* ENTRIES SUPPLIED
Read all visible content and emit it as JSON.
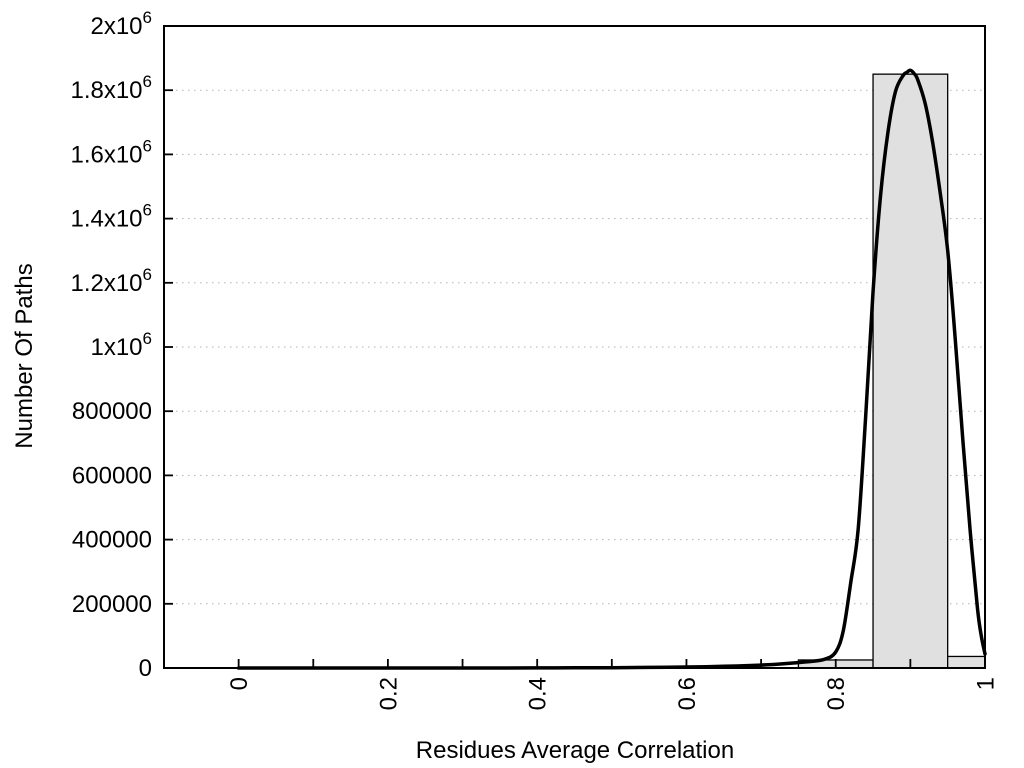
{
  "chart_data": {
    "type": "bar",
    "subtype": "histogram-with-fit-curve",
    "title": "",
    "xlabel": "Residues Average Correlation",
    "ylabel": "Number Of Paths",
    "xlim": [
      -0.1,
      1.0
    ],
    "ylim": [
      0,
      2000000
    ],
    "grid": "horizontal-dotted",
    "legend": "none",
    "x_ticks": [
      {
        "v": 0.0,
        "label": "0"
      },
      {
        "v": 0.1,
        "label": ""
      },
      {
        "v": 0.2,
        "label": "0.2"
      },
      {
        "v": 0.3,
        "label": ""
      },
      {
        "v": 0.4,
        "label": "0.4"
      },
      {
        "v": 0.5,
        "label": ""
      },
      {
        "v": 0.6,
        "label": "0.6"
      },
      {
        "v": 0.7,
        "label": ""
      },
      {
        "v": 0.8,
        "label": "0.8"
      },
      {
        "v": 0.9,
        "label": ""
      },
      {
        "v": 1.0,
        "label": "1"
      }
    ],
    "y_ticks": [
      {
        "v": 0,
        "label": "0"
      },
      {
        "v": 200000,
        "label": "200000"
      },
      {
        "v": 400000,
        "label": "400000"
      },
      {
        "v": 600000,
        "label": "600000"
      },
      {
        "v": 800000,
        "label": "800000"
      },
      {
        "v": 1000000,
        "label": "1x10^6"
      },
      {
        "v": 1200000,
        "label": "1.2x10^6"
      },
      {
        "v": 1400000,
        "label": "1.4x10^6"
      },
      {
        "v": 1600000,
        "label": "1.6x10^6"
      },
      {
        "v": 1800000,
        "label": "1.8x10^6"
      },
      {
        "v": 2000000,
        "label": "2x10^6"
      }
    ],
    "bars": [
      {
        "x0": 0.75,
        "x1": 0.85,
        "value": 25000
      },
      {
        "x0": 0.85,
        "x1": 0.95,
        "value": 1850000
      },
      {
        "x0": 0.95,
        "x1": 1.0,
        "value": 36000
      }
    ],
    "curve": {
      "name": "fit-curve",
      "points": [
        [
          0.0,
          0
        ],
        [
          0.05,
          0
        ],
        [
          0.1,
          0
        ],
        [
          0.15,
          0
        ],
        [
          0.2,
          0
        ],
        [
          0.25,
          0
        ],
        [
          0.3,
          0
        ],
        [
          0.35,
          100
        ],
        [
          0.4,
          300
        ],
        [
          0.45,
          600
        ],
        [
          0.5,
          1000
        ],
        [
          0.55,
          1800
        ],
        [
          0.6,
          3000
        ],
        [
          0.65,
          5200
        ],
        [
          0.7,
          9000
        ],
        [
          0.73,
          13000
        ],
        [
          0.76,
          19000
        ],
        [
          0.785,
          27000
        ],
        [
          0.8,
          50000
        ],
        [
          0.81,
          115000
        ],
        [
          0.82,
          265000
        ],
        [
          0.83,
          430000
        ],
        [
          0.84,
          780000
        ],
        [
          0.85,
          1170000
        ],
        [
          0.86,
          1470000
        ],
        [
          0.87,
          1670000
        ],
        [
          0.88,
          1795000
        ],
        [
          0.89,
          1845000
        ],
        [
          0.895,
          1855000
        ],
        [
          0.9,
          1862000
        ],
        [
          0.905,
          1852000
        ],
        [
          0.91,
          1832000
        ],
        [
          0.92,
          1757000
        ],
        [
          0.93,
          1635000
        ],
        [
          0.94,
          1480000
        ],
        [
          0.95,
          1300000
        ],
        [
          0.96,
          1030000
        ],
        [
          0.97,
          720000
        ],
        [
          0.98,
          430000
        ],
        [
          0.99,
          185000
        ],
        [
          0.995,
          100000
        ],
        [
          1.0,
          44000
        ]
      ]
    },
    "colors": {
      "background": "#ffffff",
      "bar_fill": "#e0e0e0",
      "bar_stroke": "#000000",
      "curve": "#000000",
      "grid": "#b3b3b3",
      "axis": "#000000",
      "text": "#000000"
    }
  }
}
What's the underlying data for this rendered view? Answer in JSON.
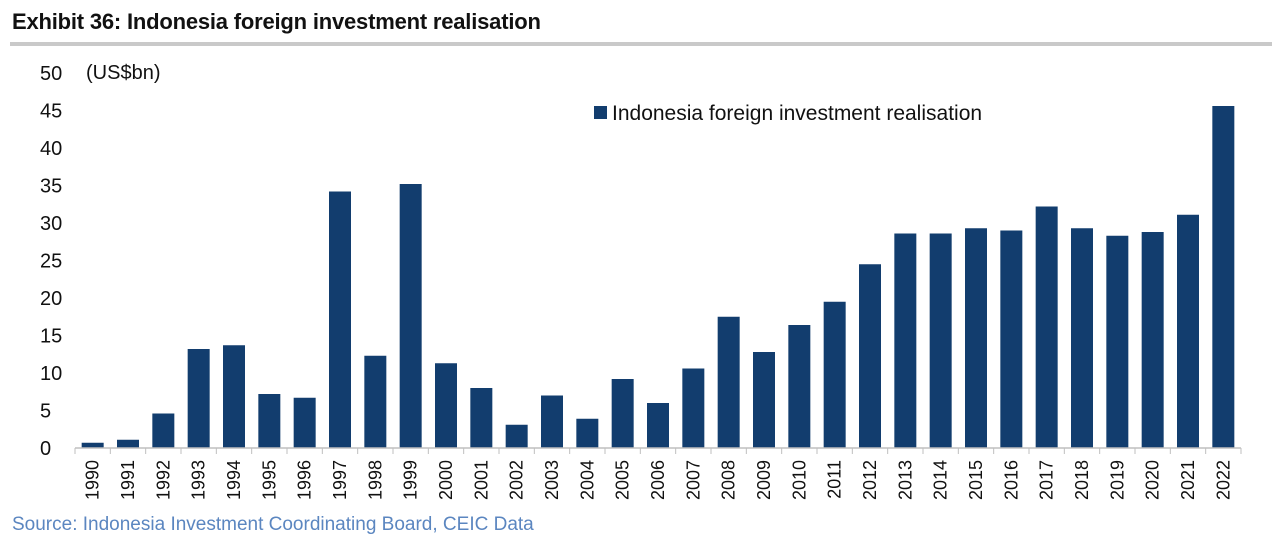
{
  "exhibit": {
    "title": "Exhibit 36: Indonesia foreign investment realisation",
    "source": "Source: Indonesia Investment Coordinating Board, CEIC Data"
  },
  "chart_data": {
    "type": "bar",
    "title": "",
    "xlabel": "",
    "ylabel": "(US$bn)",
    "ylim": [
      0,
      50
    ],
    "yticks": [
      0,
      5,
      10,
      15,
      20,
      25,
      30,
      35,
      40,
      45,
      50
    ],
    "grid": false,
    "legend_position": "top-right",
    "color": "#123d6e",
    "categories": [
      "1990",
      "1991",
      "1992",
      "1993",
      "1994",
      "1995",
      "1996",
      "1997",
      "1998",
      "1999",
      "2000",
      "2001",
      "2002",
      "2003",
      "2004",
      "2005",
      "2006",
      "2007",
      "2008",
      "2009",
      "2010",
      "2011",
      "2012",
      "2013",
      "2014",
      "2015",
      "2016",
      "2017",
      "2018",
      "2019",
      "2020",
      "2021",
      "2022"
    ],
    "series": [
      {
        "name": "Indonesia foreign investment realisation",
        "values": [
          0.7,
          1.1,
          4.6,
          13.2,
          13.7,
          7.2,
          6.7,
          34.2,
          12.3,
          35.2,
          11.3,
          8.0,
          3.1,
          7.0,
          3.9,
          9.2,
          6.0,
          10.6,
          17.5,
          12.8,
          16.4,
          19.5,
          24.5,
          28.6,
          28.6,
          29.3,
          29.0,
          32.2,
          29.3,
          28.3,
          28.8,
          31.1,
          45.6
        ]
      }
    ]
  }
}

* DIRECTIONS FOR THIS TASK
Find every line that has "JSON" in it, then return those lines.

* FINAL RESULT
Read all visible content and emit it as JSON.
What's the underlying data for this rendered view? Answer in JSON.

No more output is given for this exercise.